--- begin ---

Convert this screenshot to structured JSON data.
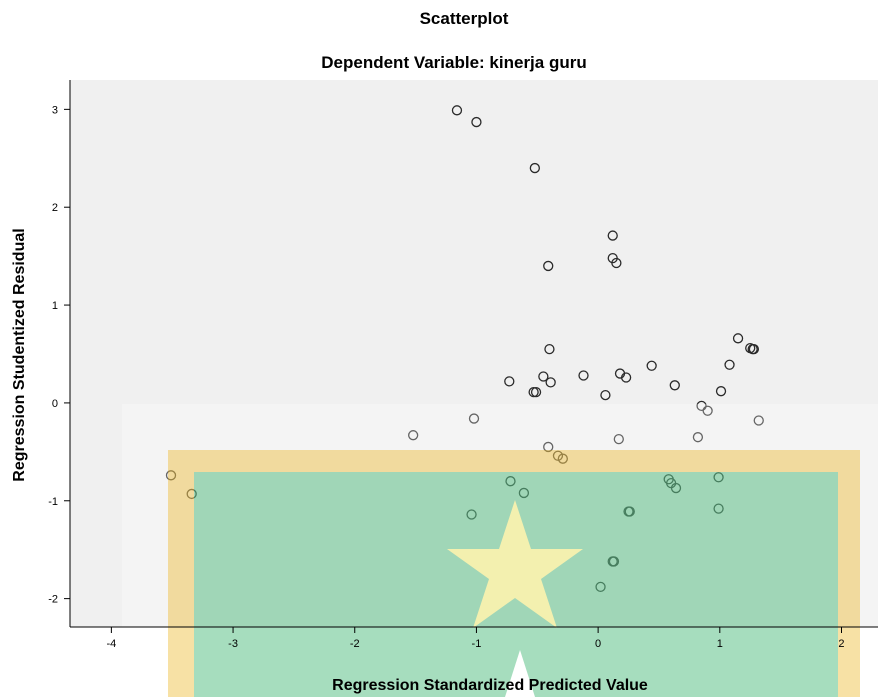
{
  "chart_data": {
    "type": "scatter",
    "title": "Scatterplot",
    "subtitle": "Dependent Variable: kinerja guru",
    "x_label": "Regression Standardized Predicted Value",
    "y_label": "Regression Studentized Residual",
    "x": [
      -1.16,
      -1.0,
      -0.52,
      0.12,
      -0.41,
      0.12,
      0.15,
      1.15,
      1.25,
      1.27,
      1.28,
      -0.4,
      1.08,
      0.44,
      -0.73,
      -0.45,
      -0.39,
      -0.12,
      0.18,
      0.23,
      -0.53,
      -0.51,
      0.63,
      0.06,
      1.01,
      0.85,
      0.9,
      -1.02,
      1.32,
      -1.52,
      0.17,
      0.82,
      -0.41,
      -0.33,
      -0.29,
      -3.51,
      -3.34,
      -0.72,
      -0.61,
      0.58,
      0.6,
      0.64,
      0.99,
      0.99,
      -1.04,
      0.25,
      0.26,
      0.12,
      0.13,
      0.02
    ],
    "series": [
      {
        "color": "#2a2a2a",
        "values": [
          2.99,
          2.87,
          2.4,
          1.71,
          1.4,
          1.48,
          1.43,
          0.66,
          0.56,
          0.55,
          0.55,
          0.55,
          0.39,
          0.38,
          0.22,
          0.27,
          0.21,
          0.28,
          0.3,
          0.26,
          0.11,
          0.11,
          0.18,
          0.08,
          0.12,
          -0.03,
          -0.08,
          -0.16,
          -0.18,
          -0.33,
          -0.37,
          -0.35,
          -0.45,
          -0.54,
          -0.57,
          -0.74,
          -0.93,
          -0.8,
          -0.92,
          -0.78,
          -0.82,
          -0.87,
          -0.76,
          -1.08,
          -1.14,
          -1.11,
          -1.11,
          -1.62,
          -1.62,
          -1.88
        ]
      }
    ],
    "xlim": [
      -4.34,
      2.3
    ],
    "ylim": [
      -2.29,
      3.3
    ],
    "xticks": [
      -4,
      -3,
      -2,
      -1,
      0,
      1,
      2
    ],
    "yticks": [
      -2,
      -1,
      0,
      1,
      2,
      3
    ],
    "plot_background": "#f0f0f0"
  }
}
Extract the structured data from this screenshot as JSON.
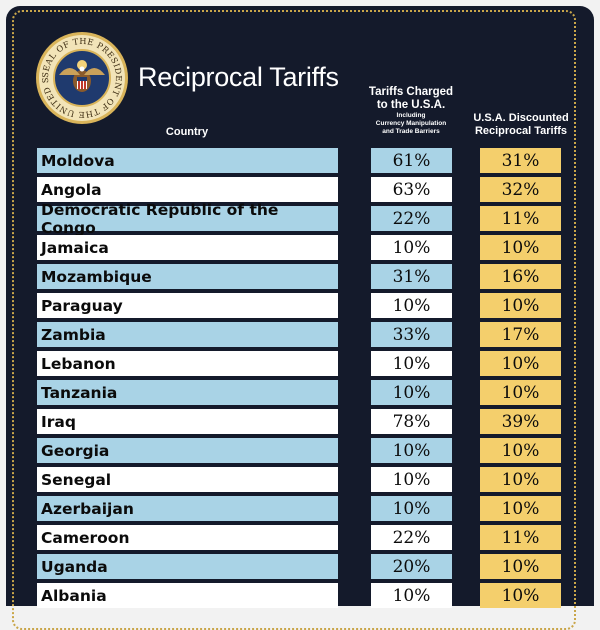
{
  "title": "Reciprocal Tariffs",
  "seal": {
    "text": "SEAL OF THE PRESIDENT OF THE UNITED STATES"
  },
  "headers": {
    "country": "Country",
    "charged_line1": "Tariffs Charged",
    "charged_line2": "to the U.S.A.",
    "charged_note1": "Including",
    "charged_note2": "Currency Manipulation",
    "charged_note3": "and Trade Barriers",
    "discounted_line1": "U.S.A. Discounted",
    "discounted_line2": "Reciprocal Tariffs"
  },
  "colors": {
    "background": "#141a2b",
    "row_blue": "#a9d3e6",
    "row_white": "#ffffff",
    "discount_gold": "#f4cf6c",
    "border_gold": "#c9a64a"
  },
  "rows": [
    {
      "country": "Moldova",
      "charged": "61%",
      "discounted": "31%",
      "style": "blue"
    },
    {
      "country": "Angola",
      "charged": "63%",
      "discounted": "32%",
      "style": "white"
    },
    {
      "country": "Democratic Republic of the Congo",
      "charged": "22%",
      "discounted": "11%",
      "style": "blue"
    },
    {
      "country": "Jamaica",
      "charged": "10%",
      "discounted": "10%",
      "style": "white"
    },
    {
      "country": "Mozambique",
      "charged": "31%",
      "discounted": "16%",
      "style": "blue"
    },
    {
      "country": "Paraguay",
      "charged": "10%",
      "discounted": "10%",
      "style": "white"
    },
    {
      "country": "Zambia",
      "charged": "33%",
      "discounted": "17%",
      "style": "blue"
    },
    {
      "country": "Lebanon",
      "charged": "10%",
      "discounted": "10%",
      "style": "white"
    },
    {
      "country": "Tanzania",
      "charged": "10%",
      "discounted": "10%",
      "style": "blue"
    },
    {
      "country": "Iraq",
      "charged": "78%",
      "discounted": "39%",
      "style": "white"
    },
    {
      "country": "Georgia",
      "charged": "10%",
      "discounted": "10%",
      "style": "blue"
    },
    {
      "country": "Senegal",
      "charged": "10%",
      "discounted": "10%",
      "style": "white"
    },
    {
      "country": "Azerbaijan",
      "charged": "10%",
      "discounted": "10%",
      "style": "blue"
    },
    {
      "country": "Cameroon",
      "charged": "22%",
      "discounted": "11%",
      "style": "white"
    },
    {
      "country": "Uganda",
      "charged": "20%",
      "discounted": "10%",
      "style": "blue"
    },
    {
      "country": "Albania",
      "charged": "10%",
      "discounted": "10%",
      "style": "white"
    }
  ]
}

--- end ---

Repeat everything in the records precisely. Images are excluded from the copy.

Convert this screenshot to structured JSON data.
{
  "chart_data": {
    "type": "scatter",
    "title": "Scatterplot",
    "subtitle": "Dependent Variable: kinerja guru",
    "x_label": "Regression Standardized Predicted Value",
    "y_label": "Regression Studentized Residual",
    "x": [
      -1.16,
      -1.0,
      -0.52,
      0.12,
      -0.41,
      0.12,
      0.15,
      1.15,
      1.25,
      1.27,
      1.28,
      -0.4,
      1.08,
      0.44,
      -0.73,
      -0.45,
      -0.39,
      -0.12,
      0.18,
      0.23,
      -0.53,
      -0.51,
      0.63,
      0.06,
      1.01,
      0.85,
      0.9,
      -1.02,
      1.32,
      -1.52,
      0.17,
      0.82,
      -0.41,
      -0.33,
      -0.29,
      -3.51,
      -3.34,
      -0.72,
      -0.61,
      0.58,
      0.6,
      0.64,
      0.99,
      0.99,
      -1.04,
      0.25,
      0.26,
      0.12,
      0.13,
      0.02
    ],
    "series": [
      {
        "color": "#2a2a2a",
        "values": [
          2.99,
          2.87,
          2.4,
          1.71,
          1.4,
          1.48,
          1.43,
          0.66,
          0.56,
          0.55,
          0.55,
          0.55,
          0.39,
          0.38,
          0.22,
          0.27,
          0.21,
          0.28,
          0.3,
          0.26,
          0.11,
          0.11,
          0.18,
          0.08,
          0.12,
          -0.03,
          -0.08,
          -0.16,
          -0.18,
          -0.33,
          -0.37,
          -0.35,
          -0.45,
          -0.54,
          -0.57,
          -0.74,
          -0.93,
          -0.8,
          -0.92,
          -0.78,
          -0.82,
          -0.87,
          -0.76,
          -1.08,
          -1.14,
          -1.11,
          -1.11,
          -1.62,
          -1.62,
          -1.88
        ]
      }
    ],
    "xlim": [
      -4.34,
      2.3
    ],
    "ylim": [
      -2.29,
      3.3
    ],
    "xticks": [
      -4,
      -3,
      -2,
      -1,
      0,
      1,
      2
    ],
    "yticks": [
      -2,
      -1,
      0,
      1,
      2,
      3
    ],
    "plot_background": "#f0f0f0"
  }
}
Extract the structured data from this screenshot as JSON.
{
  "title": "Reciprocal Tariffs",
  "seal": {
    "text": "SEAL OF THE PRESIDENT OF THE UNITED STATES"
  },
  "headers": {
    "country": "Country",
    "charged_line1": "Tariffs Charged",
    "charged_line2": "to the U.S.A.",
    "charged_note1": "Including",
    "charged_note2": "Currency Manipulation",
    "charged_note3": "and Trade Barriers",
    "discounted_line1": "U.S.A. Discounted",
    "discounted_line2": "Reciprocal Tariffs"
  },
  "colors": {
    "background": "#141a2b",
    "row_blue": "#a9d3e6",
    "row_white": "#ffffff",
    "discount_gold": "#f4cf6c",
    "border_gold": "#c9a64a"
  },
  "rows": [
    {
      "country": "Moldova",
      "charged": "61%",
      "discounted": "31%",
      "style": "blue"
    },
    {
      "country": "Angola",
      "charged": "63%",
      "discounted": "32%",
      "style": "white"
    },
    {
      "country": "Democratic Republic of the Congo",
      "charged": "22%",
      "discounted": "11%",
      "style": "blue"
    },
    {
      "country": "Jamaica",
      "charged": "10%",
      "discounted": "10%",
      "style": "white"
    },
    {
      "country": "Mozambique",
      "charged": "31%",
      "discounted": "16%",
      "style": "blue"
    },
    {
      "country": "Paraguay",
      "charged": "10%",
      "discounted": "10%",
      "style": "white"
    },
    {
      "country": "Zambia",
      "charged": "33%",
      "discounted": "17%",
      "style": "blue"
    },
    {
      "country": "Lebanon",
      "charged": "10%",
      "discounted": "10%",
      "style": "white"
    },
    {
      "country": "Tanzania",
      "charged": "10%",
      "discounted": "10%",
      "style": "blue"
    },
    {
      "country": "Iraq",
      "charged": "78%",
      "discounted": "39%",
      "style": "white"
    },
    {
      "country": "Georgia",
      "charged": "10%",
      "discounted": "10%",
      "style": "blue"
    },
    {
      "country": "Senegal",
      "charged": "10%",
      "discounted": "10%",
      "style": "white"
    },
    {
      "country": "Azerbaijan",
      "charged": "10%",
      "discounted": "10%",
      "style": "blue"
    },
    {
      "country": "Cameroon",
      "charged": "22%",
      "discounted": "11%",
      "style": "white"
    },
    {
      "country": "Uganda",
      "charged": "20%",
      "discounted": "10%",
      "style": "blue"
    },
    {
      "country": "Albania",
      "charged": "10%",
      "discounted": "10%",
      "style": "white"
    }
  ]
}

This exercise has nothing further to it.